▶ _THE RECORDS_

Start

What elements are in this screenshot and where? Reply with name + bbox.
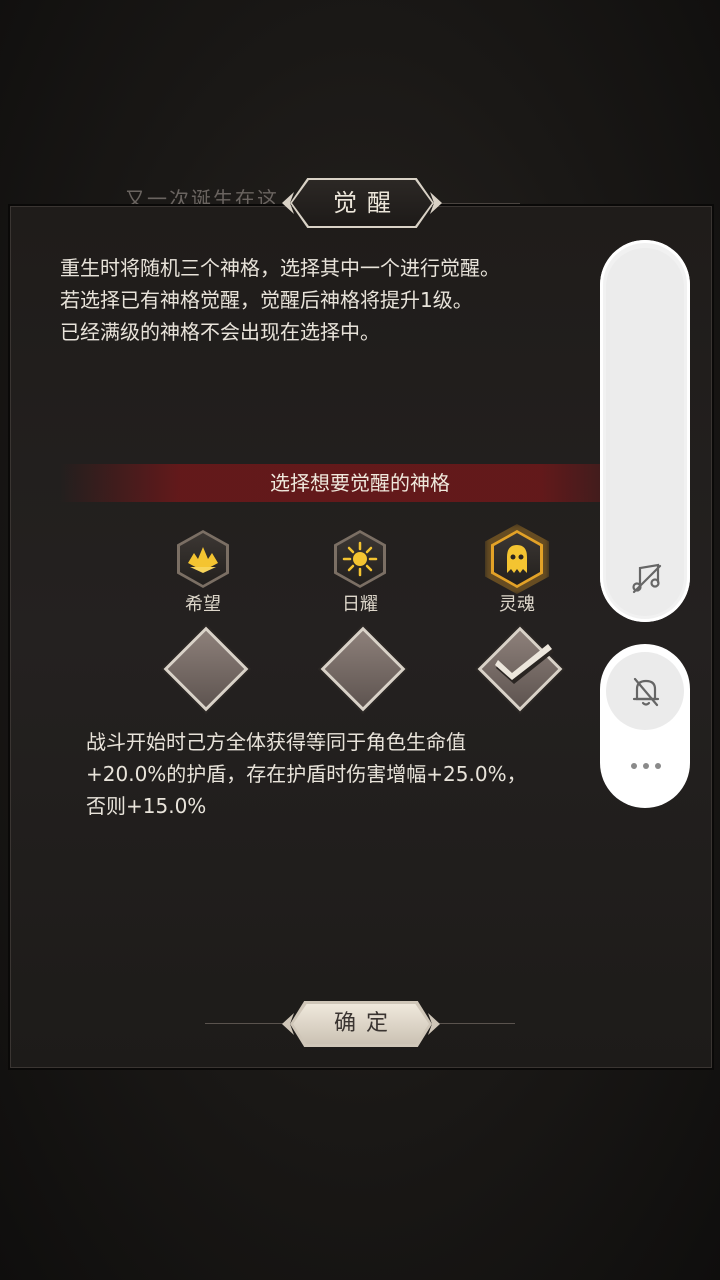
divinity-effect: 战斗开始时己方全体获得等同于角色生命值 +20.0%的护盾，存在护盾时伤害增幅+… [86,726,626,822]
section-title: 选择想要觉醒的神格 [270,471,450,495]
description-line: 若选择已有神格觉醒，觉醒后神格将提升1级。 [60,288,473,312]
description-line: 重生时将随机三个神格，选择其中一个进行觉醒。 [60,256,500,280]
confirm-button[interactable]: 确定 [282,1001,440,1047]
hope-crown-icon [188,547,218,573]
awaken-description: 重生时将随机三个神格，选择其中一个进行觉醒。 若选择已有神格觉醒，觉醒后神格将提… [60,252,620,348]
effect-line: 否则+15.0% [86,794,207,818]
divinity-hope[interactable]: 希望 [163,530,243,620]
divinity-label: 灵魂 [499,594,535,615]
right-ornament-icon [430,192,442,214]
bell-off-icon[interactable] [628,673,664,709]
checkmark-icon [495,644,554,684]
confirm-label: 确定 [333,1011,398,1036]
divinity-label: 日耀 [342,594,378,615]
effect-line: +20.0%的护盾，存在护盾时伤害增幅+25.0%， [86,762,527,786]
ghost-soul-icon [507,545,527,573]
right-ornament-icon [428,1013,440,1035]
confirm-divider-right [435,1023,515,1024]
dialog-title-plate: 觉醒 [282,178,442,228]
confirm-divider-left [205,1023,285,1024]
sun-icon [342,541,378,577]
description-line: 已经满级的神格不会出现在选择中。 [60,320,380,344]
divinity-label: 希望 [185,594,221,615]
divinity-sun[interactable]: 日耀 [320,530,400,620]
divinity-soul[interactable]: 灵魂 [477,524,557,620]
dialog-title: 觉醒 [333,189,401,217]
more-dots-icon[interactable] [628,760,664,772]
effect-line: 战斗开始时己方全体获得等同于角色生命值 [86,730,466,754]
music-off-icon[interactable] [628,560,664,596]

End

▶ _WRITTEN PROBLEM_
Reproduce the records with every "divinity-label" replaced by "deity-label" and nothing else altered. Leave the pictures out.

▶ _SOLUTION TO THIS PROBLEM_
What elements are in this screenshot and where? Reply with name + bbox.
divinity-effect: 战斗开始时己方全体获得等同于角色生命值 +20.0%的护盾，存在护盾时伤害增幅+… [86,726,626,822]
section-title: 选择想要觉醒的神格 [270,471,450,495]
description-line: 若选择已有神格觉醒，觉醒后神格将提升1级。 [60,288,473,312]
description-line: 重生时将随机三个神格，选择其中一个进行觉醒。 [60,256,500,280]
confirm-button[interactable]: 确定 [282,1001,440,1047]
hope-crown-icon [188,547,218,573]
awaken-description: 重生时将随机三个神格，选择其中一个进行觉醒。 若选择已有神格觉醒，觉醒后神格将提… [60,252,620,348]
effect-line: 否则+15.0% [86,794,207,818]
divinity-hope[interactable]: 希望 [163,530,243,620]
deity-label: 灵魂 [499,594,535,615]
right-ornament-icon [430,192,442,214]
bell-off-icon[interactable] [628,673,664,709]
checkmark-icon [495,644,554,684]
confirm-label: 确定 [333,1011,398,1036]
deity-label: 日耀 [342,594,378,615]
effect-line: +20.0%的护盾，存在护盾时伤害增幅+25.0%， [86,762,527,786]
ghost-soul-icon [507,545,527,573]
right-ornament-icon [428,1013,440,1035]
confirm-divider-right [435,1023,515,1024]
dialog-title-plate: 觉醒 [282,178,442,228]
confirm-divider-left [205,1023,285,1024]
sun-icon [342,541,378,577]
description-line: 已经满级的神格不会出现在选择中。 [60,320,380,344]
deity-label: 希望 [185,594,221,615]
divinity-sun[interactable]: 日耀 [320,530,400,620]
divinity-soul[interactable]: 灵魂 [477,524,557,620]
dialog-title: 觉醒 [333,189,401,217]
more-dots-icon[interactable] [628,760,664,772]
effect-line: 战斗开始时己方全体获得等同于角色生命值 [86,730,466,754]
music-off-icon[interactable] [628,560,664,596]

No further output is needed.